━━━━━ GIVEN INFORMATION ━━━━━

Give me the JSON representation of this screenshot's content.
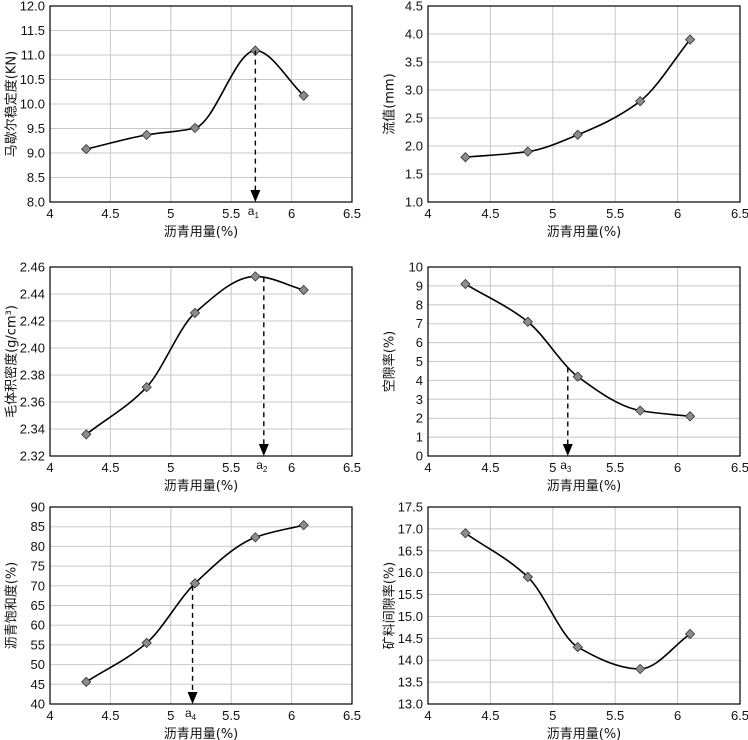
{
  "chart_data": [
    {
      "type": "line",
      "ylabel": "马歇尔稳定度(KN)",
      "xlabel": "沥青用量(%)",
      "xlim": [
        4,
        6.5
      ],
      "ylim": [
        8.0,
        12.0
      ],
      "xticks": [
        "4",
        "4.5",
        "5",
        "5.5",
        "6",
        "6.5"
      ],
      "yticks": [
        "8.0",
        "8.5",
        "9.0",
        "9.5",
        "10.0",
        "10.5",
        "11.0",
        "11.5",
        "12.0"
      ],
      "grid": true,
      "x": [
        4.3,
        4.8,
        5.2,
        5.7,
        6.1
      ],
      "y": [
        9.08,
        9.37,
        9.51,
        11.09,
        10.17
      ],
      "marker": {
        "label": "a",
        "sub": "1",
        "x": 5.7
      }
    },
    {
      "type": "line",
      "ylabel": "流值(mm)",
      "xlabel": "沥青用量(%)",
      "xlim": [
        4,
        6.5
      ],
      "ylim": [
        1.0,
        4.5
      ],
      "xticks": [
        "4",
        "4.5",
        "5",
        "5.5",
        "6",
        "6.5"
      ],
      "yticks": [
        "1.0",
        "1.5",
        "2.0",
        "2.5",
        "3.0",
        "3.5",
        "4.0",
        "4.5"
      ],
      "grid": true,
      "x": [
        4.3,
        4.8,
        5.2,
        5.7,
        6.1
      ],
      "y": [
        1.8,
        1.9,
        2.2,
        2.8,
        3.9
      ]
    },
    {
      "type": "line",
      "ylabel": "毛体积密度(g/cm³)",
      "xlabel": "沥青用量(%)",
      "xlim": [
        4,
        6.5
      ],
      "ylim": [
        2.32,
        2.46
      ],
      "xticks": [
        "4",
        "4.5",
        "5",
        "5.5",
        "6",
        "6.5"
      ],
      "yticks": [
        "2.32",
        "2.34",
        "2.36",
        "2.38",
        "2.40",
        "2.42",
        "2.44",
        "2.46"
      ],
      "grid": true,
      "x": [
        4.3,
        4.8,
        5.2,
        5.7,
        6.1
      ],
      "y": [
        2.336,
        2.371,
        2.426,
        2.453,
        2.443
      ],
      "marker": {
        "label": "a",
        "sub": "2",
        "x": 5.77
      }
    },
    {
      "type": "line",
      "ylabel": "空隙率(%)",
      "xlabel": "沥青用量(%)",
      "xlim": [
        4,
        6.5
      ],
      "ylim": [
        0,
        10
      ],
      "xticks": [
        "4",
        "4.5",
        "5",
        "5.5",
        "6",
        "6.5"
      ],
      "yticks": [
        "0",
        "1",
        "2",
        "3",
        "4",
        "5",
        "6",
        "7",
        "8",
        "9",
        "10"
      ],
      "grid": true,
      "x": [
        4.3,
        4.8,
        5.2,
        5.7,
        6.1
      ],
      "y": [
        9.1,
        7.1,
        4.2,
        2.4,
        2.1
      ],
      "marker": {
        "label": "a",
        "sub": "3",
        "x": 5.12
      }
    },
    {
      "type": "line",
      "ylabel": "沥青饱和度(%)",
      "xlabel": "沥青用量(%)",
      "xlim": [
        4,
        6.5
      ],
      "ylim": [
        40,
        90
      ],
      "xticks": [
        "4",
        "4.5",
        "5",
        "5.5",
        "6",
        "6.5"
      ],
      "yticks": [
        "40",
        "45",
        "50",
        "55",
        "60",
        "65",
        "70",
        "75",
        "80",
        "85",
        "90"
      ],
      "grid": true,
      "x": [
        4.3,
        4.8,
        5.2,
        5.7,
        6.1
      ],
      "y": [
        45.6,
        55.5,
        70.6,
        82.3,
        85.4
      ],
      "marker": {
        "label": "a",
        "sub": "4",
        "x": 5.18
      }
    },
    {
      "type": "line",
      "ylabel": "矿料间隙率(%)",
      "xlabel": "沥青用量(%)",
      "xlim": [
        4,
        6.5
      ],
      "ylim": [
        13.0,
        17.5
      ],
      "xticks": [
        "4",
        "4.5",
        "5",
        "5.5",
        "6",
        "6.5"
      ],
      "yticks": [
        "13.0",
        "13.5",
        "14.0",
        "14.5",
        "15.0",
        "15.5",
        "16.0",
        "16.5",
        "17.0",
        "17.5"
      ],
      "grid": true,
      "x": [
        4.3,
        4.8,
        5.2,
        5.7,
        6.1
      ],
      "y": [
        16.9,
        15.9,
        14.3,
        13.8,
        14.6
      ]
    }
  ]
}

━━━━━

> [GIVEN INSTRUCTION]
Make an exact copy of the records shown above, without the pictures.

> [EXERCISE OUTPUT]
Give me the JSON representation of this screenshot's content.
{
  "chart_data": [
    {
      "type": "line",
      "ylabel": "马歇尔稳定度(KN)",
      "xlabel": "沥青用量(%)",
      "xlim": [
        4,
        6.5
      ],
      "ylim": [
        8.0,
        12.0
      ],
      "xticks": [
        "4",
        "4.5",
        "5",
        "5.5",
        "6",
        "6.5"
      ],
      "yticks": [
        "8.0",
        "8.5",
        "9.0",
        "9.5",
        "10.0",
        "10.5",
        "11.0",
        "11.5",
        "12.0"
      ],
      "grid": true,
      "x": [
        4.3,
        4.8,
        5.2,
        5.7,
        6.1
      ],
      "y": [
        9.08,
        9.37,
        9.51,
        11.09,
        10.17
      ],
      "marker": {
        "label": "a",
        "sub": "1",
        "x": 5.7
      }
    },
    {
      "type": "line",
      "ylabel": "流值(mm)",
      "xlabel": "沥青用量(%)",
      "xlim": [
        4,
        6.5
      ],
      "ylim": [
        1.0,
        4.5
      ],
      "xticks": [
        "4",
        "4.5",
        "5",
        "5.5",
        "6",
        "6.5"
      ],
      "yticks": [
        "1.0",
        "1.5",
        "2.0",
        "2.5",
        "3.0",
        "3.5",
        "4.0",
        "4.5"
      ],
      "grid": true,
      "x": [
        4.3,
        4.8,
        5.2,
        5.7,
        6.1
      ],
      "y": [
        1.8,
        1.9,
        2.2,
        2.8,
        3.9
      ]
    },
    {
      "type": "line",
      "ylabel": "毛体积密度(g/cm³)",
      "xlabel": "沥青用量(%)",
      "xlim": [
        4,
        6.5
      ],
      "ylim": [
        2.32,
        2.46
      ],
      "xticks": [
        "4",
        "4.5",
        "5",
        "5.5",
        "6",
        "6.5"
      ],
      "yticks": [
        "2.32",
        "2.34",
        "2.36",
        "2.38",
        "2.40",
        "2.42",
        "2.44",
        "2.46"
      ],
      "grid": true,
      "x": [
        4.3,
        4.8,
        5.2,
        5.7,
        6.1
      ],
      "y": [
        2.336,
        2.371,
        2.426,
        2.453,
        2.443
      ],
      "marker": {
        "label": "a",
        "sub": "2",
        "x": 5.77
      }
    },
    {
      "type": "line",
      "ylabel": "空隙率(%)",
      "xlabel": "沥青用量(%)",
      "xlim": [
        4,
        6.5
      ],
      "ylim": [
        0,
        10
      ],
      "xticks": [
        "4",
        "4.5",
        "5",
        "5.5",
        "6",
        "6.5"
      ],
      "yticks": [
        "0",
        "1",
        "2",
        "3",
        "4",
        "5",
        "6",
        "7",
        "8",
        "9",
        "10"
      ],
      "grid": true,
      "x": [
        4.3,
        4.8,
        5.2,
        5.7,
        6.1
      ],
      "y": [
        9.1,
        7.1,
        4.2,
        2.4,
        2.1
      ],
      "marker": {
        "label": "a",
        "sub": "3",
        "x": 5.12
      }
    },
    {
      "type": "line",
      "ylabel": "沥青饱和度(%)",
      "xlabel": "沥青用量(%)",
      "xlim": [
        4,
        6.5
      ],
      "ylim": [
        40,
        90
      ],
      "xticks": [
        "4",
        "4.5",
        "5",
        "5.5",
        "6",
        "6.5"
      ],
      "yticks": [
        "40",
        "45",
        "50",
        "55",
        "60",
        "65",
        "70",
        "75",
        "80",
        "85",
        "90"
      ],
      "grid": true,
      "x": [
        4.3,
        4.8,
        5.2,
        5.7,
        6.1
      ],
      "y": [
        45.6,
        55.5,
        70.6,
        82.3,
        85.4
      ],
      "marker": {
        "label": "a",
        "sub": "4",
        "x": 5.18
      }
    },
    {
      "type": "line",
      "ylabel": "矿料间隙率(%)",
      "xlabel": "沥青用量(%)",
      "xlim": [
        4,
        6.5
      ],
      "ylim": [
        13.0,
        17.5
      ],
      "xticks": [
        "4",
        "4.5",
        "5",
        "5.5",
        "6",
        "6.5"
      ],
      "yticks": [
        "13.0",
        "13.5",
        "14.0",
        "14.5",
        "15.0",
        "15.5",
        "16.0",
        "16.5",
        "17.0",
        "17.5"
      ],
      "grid": true,
      "x": [
        4.3,
        4.8,
        5.2,
        5.7,
        6.1
      ],
      "y": [
        16.9,
        15.9,
        14.3,
        13.8,
        14.6
      ]
    }
  ]
}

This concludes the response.